Challenge -
Read the data and repeat all of it exactly.

(Data entries)
>> START
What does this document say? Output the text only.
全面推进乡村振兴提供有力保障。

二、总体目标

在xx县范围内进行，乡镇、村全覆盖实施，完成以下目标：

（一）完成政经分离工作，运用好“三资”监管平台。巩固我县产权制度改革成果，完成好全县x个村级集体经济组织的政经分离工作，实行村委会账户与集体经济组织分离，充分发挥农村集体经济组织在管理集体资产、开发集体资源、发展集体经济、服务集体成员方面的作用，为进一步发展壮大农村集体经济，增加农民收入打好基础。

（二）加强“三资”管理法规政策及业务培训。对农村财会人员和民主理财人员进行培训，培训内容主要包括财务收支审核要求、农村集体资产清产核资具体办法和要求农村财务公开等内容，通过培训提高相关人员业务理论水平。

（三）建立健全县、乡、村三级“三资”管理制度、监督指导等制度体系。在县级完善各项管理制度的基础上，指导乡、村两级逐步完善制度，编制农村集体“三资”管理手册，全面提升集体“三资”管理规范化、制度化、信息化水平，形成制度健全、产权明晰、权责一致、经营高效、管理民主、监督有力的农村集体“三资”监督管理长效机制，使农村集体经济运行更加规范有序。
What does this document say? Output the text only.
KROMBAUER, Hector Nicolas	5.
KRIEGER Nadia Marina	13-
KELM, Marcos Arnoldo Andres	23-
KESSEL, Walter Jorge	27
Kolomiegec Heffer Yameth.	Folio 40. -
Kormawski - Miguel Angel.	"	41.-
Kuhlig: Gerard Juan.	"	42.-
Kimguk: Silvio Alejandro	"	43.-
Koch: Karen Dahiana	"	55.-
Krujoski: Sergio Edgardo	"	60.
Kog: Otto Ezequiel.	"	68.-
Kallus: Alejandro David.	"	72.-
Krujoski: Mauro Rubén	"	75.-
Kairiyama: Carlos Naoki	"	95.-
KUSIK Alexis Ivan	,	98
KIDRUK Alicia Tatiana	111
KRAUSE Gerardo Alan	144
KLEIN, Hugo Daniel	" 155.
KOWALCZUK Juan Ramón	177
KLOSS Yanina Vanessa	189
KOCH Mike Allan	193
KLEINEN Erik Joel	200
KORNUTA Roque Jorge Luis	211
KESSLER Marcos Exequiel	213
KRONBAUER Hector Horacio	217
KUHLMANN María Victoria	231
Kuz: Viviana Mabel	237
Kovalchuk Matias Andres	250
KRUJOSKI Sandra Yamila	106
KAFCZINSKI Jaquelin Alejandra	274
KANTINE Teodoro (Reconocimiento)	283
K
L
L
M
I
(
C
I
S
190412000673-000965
>> END
Solution for this task -
What does this document say? Output the text only.
全面推进乡村振兴提供有力保障。

二、总体目标

在xx县范围内进行，乡镇、村全覆盖实施，完成以下目标：

（一）完成政经分离工作，运用好“三资”监管平台。巩固我县产权制度改革成果，完成好全县x个村级集体经济组织的政经分离工作，实行村委会账户与集体经济组织分离，充分发挥农村集体经济组织在管理集体资产、开发集体资源、发展集体经济、服务集体成员方面的作用，为进一步发展壮大农村集体经济，增加农民收入打好基础。

（二）加强“三资”管理法规政策及业务培训。对农村财会人员和民主理财人员进行培训，培训内容主要包括财务收支审核要求、农村集体资产清产核资具体办法和要求农村财务公开等内容，通过培训提高相关人员业务理论水平。

（三）建立健全县、乡、村三级“三资”管理制度、监督指导等制度体系。在县级完善各项管理制度的基础上，指导乡、村两级逐步完善制度，编制农村集体“三资”管理手册，全面提升集体“三资”管理规范化、制度化、信息化水平，形成制度健全、产权明晰、权责一致、经营高效、管理民主、监督有力的农村集体“三资”监督管理长效机制，使农村集体经济运行更加规范有序。
What does this document say? Output the text only.
KROMBAUER, Hector Nicolas	5.
KRIEGER Nadia Marina	13-
KELM, Marcos Arnoldo Andres	23-
KESSEL, Walter Jorge	27
Kolomiegec Heffer Yameth.	Folio 40. -
Kormawski - Miguel Angel.	"	41.-
Kuhlig: Gerard Juan.	"	42.-
Kimguk: Silvio Alejandro	"	43.-
Koch: Karen Dahiana	"	55.-
Krujoski: Sergio Edgardo	"	60.
Kog: Otto Ezequiel.	"	68.-
Kallus: Alejandro David.	"	72.-
Krujoski: Mauro Rubén	"	75.-
Kairiyama: Carlos Naoki	"	95.-
KUSIK Alexis Ivan	,	98
KIDRUK Alicia Tatiana	111
KRAUSE Gerardo Alan	144
KLEIN, Hugo Daniel	" 155.
KOWALCZUK Juan Ramón	177
KLOSS Yanina Vanessa	189
KOCH Mike Allan	193
KLEINEN Erik Joel	200
KORNUTA Roque Jorge Luis	211
KESSLER Marcos Exequiel	213
KRONBAUER Hector Horacio	217
KUHLMANN María Victoria	231
Kuz: Viviana Mabel	237
Kovalchuk Matias Andres	250
KRUJOSKI Sandra Yamila	106
KAFCZINSKI Jaquelin Alejandra	274
KANTINE Teodoro (Reconocimiento)	283
K
L
L
M
I
(
C
I
S
190412000673-000965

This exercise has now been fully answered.